**GOAL OF THE EXERCISE**
Repeat the lines of the listing from the line containing "copyright: Copyright© DAEDUCK" through the line containing "company-address: 본사주소 : (우)15602", inclusive.

Items from a data source:
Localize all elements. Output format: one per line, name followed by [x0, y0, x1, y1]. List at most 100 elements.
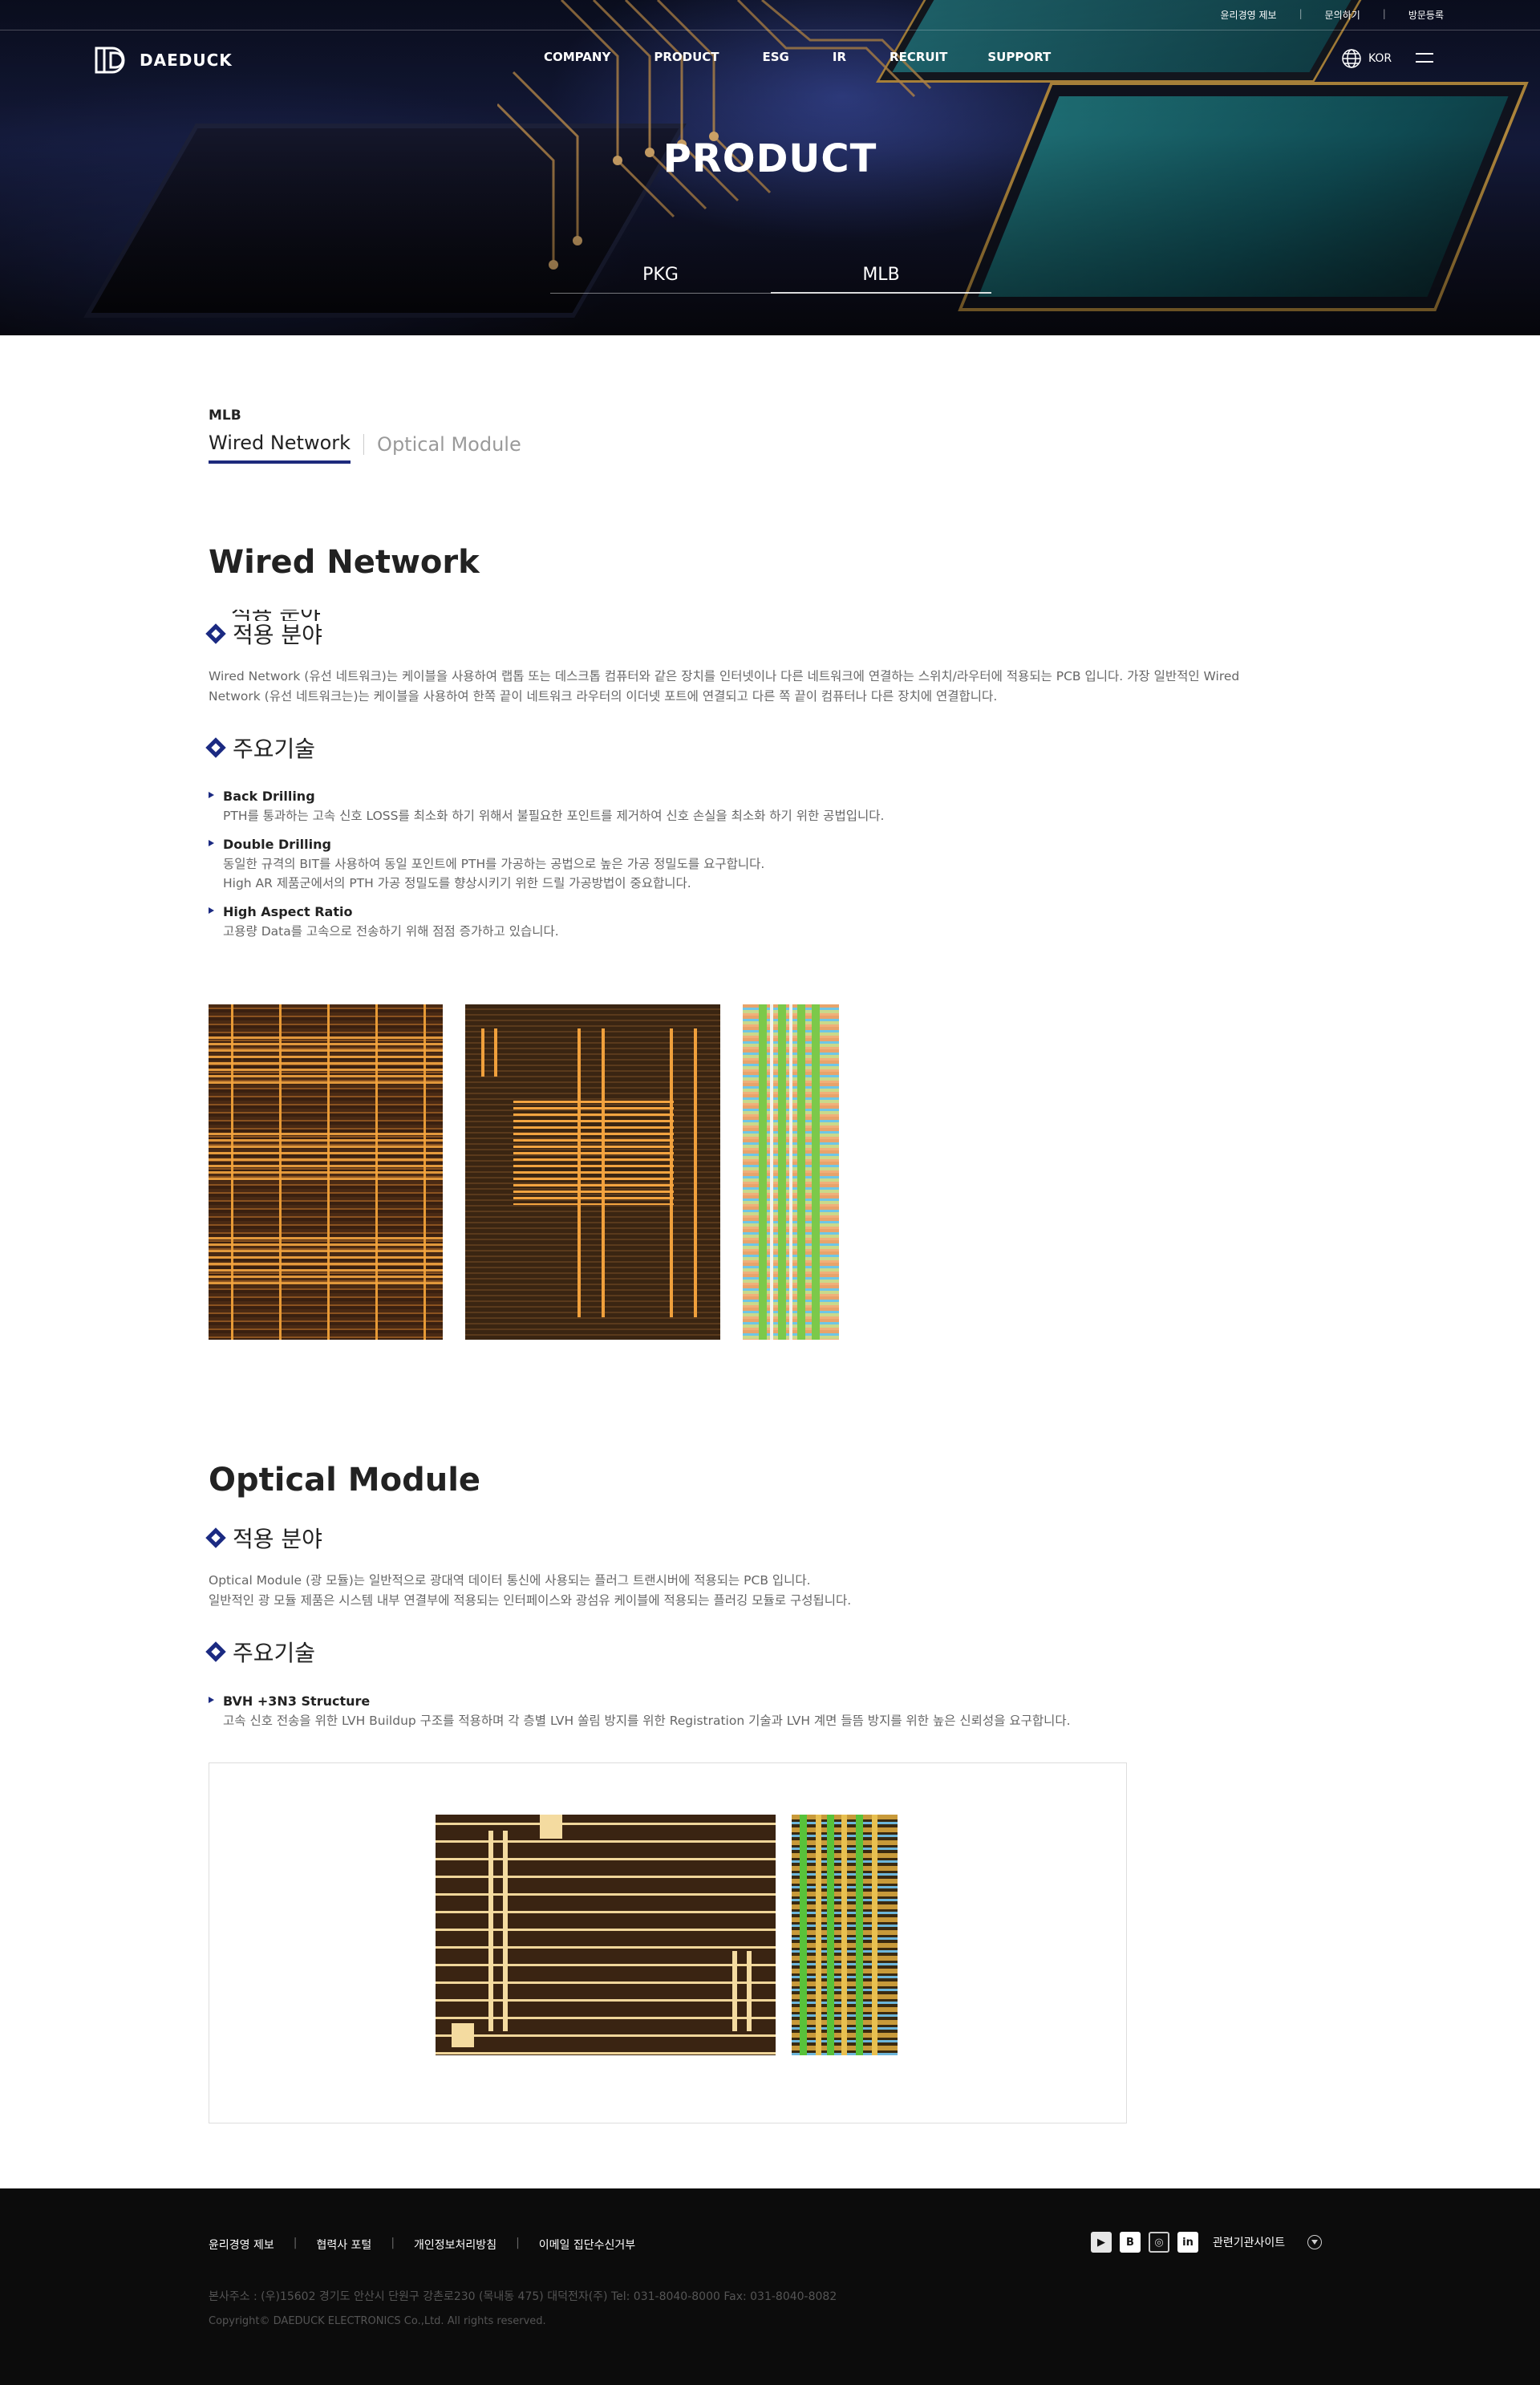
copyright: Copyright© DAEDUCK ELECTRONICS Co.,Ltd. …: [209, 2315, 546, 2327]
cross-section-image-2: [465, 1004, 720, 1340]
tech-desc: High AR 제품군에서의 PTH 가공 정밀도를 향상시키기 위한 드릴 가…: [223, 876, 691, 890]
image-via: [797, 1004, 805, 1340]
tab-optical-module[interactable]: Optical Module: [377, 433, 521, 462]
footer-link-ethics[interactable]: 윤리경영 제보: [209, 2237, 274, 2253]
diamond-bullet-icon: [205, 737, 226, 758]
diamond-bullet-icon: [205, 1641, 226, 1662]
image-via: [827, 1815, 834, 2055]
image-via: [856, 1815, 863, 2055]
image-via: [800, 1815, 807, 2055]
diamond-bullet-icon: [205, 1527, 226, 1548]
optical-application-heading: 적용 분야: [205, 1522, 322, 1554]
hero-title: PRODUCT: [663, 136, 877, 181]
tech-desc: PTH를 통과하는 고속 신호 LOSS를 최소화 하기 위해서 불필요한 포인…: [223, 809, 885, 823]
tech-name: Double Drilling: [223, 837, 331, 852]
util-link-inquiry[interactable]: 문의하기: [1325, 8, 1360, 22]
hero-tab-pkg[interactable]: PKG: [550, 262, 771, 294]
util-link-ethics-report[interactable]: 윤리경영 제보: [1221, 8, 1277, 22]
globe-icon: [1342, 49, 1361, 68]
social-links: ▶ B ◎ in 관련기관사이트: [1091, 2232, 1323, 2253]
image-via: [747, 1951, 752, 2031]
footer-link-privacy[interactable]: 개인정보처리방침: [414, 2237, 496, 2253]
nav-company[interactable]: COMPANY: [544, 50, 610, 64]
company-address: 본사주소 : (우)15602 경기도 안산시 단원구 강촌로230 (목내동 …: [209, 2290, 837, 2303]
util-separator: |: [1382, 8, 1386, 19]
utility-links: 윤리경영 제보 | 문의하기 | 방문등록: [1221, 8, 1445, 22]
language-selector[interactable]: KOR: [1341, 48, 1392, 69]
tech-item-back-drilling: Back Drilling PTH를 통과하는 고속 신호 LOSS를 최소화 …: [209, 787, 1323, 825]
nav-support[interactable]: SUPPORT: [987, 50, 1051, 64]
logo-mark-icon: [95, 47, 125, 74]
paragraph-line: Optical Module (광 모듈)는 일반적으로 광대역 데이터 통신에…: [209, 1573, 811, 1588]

**RESULT OF THIS EXERCISE**
copyright: Copyright© DAEDUCK ELECTRONICS Co.,Ltd. …: [209, 2315, 546, 2327]
cross-section-image-2: [465, 1004, 720, 1340]
tech-desc: High AR 제품군에서의 PTH 가공 정밀도를 향상시키기 위한 드릴 가…: [223, 876, 691, 890]
image-via: [797, 1004, 805, 1340]
tab-optical-module[interactable]: Optical Module: [377, 433, 521, 462]
footer-link-ethics[interactable]: 윤리경영 제보: [209, 2237, 274, 2253]
diamond-bullet-icon: [205, 737, 226, 758]
diamond-bullet-icon: [205, 1641, 226, 1662]
image-via: [827, 1815, 834, 2055]
image-via: [856, 1815, 863, 2055]
image-via: [800, 1815, 807, 2055]
diamond-bullet-icon: [205, 1527, 226, 1548]
optical-application-heading: 적용 분야: [205, 1522, 322, 1554]
hero-title: PRODUCT: [663, 136, 877, 181]
tech-desc: PTH를 통과하는 고속 신호 LOSS를 최소화 하기 위해서 불필요한 포인…: [223, 809, 885, 823]
tech-name: Double Drilling: [223, 837, 331, 852]
util-link-inquiry[interactable]: 문의하기: [1325, 8, 1360, 22]
hero-tab-pkg[interactable]: PKG: [550, 262, 771, 294]
util-link-ethics-report[interactable]: 윤리경영 제보: [1221, 8, 1277, 22]
globe-icon: [1342, 49, 1361, 68]
social-links: ▶ B ◎ in 관련기관사이트: [1091, 2232, 1323, 2253]
image-via: [747, 1951, 752, 2031]
footer-link-privacy[interactable]: 개인정보처리방침: [414, 2237, 496, 2253]
nav-company[interactable]: COMPANY: [544, 50, 610, 64]
company-address: 본사주소 : (우)15602 경기도 안산시 단원구 강촌로230 (목내동 …: [209, 2290, 837, 2303]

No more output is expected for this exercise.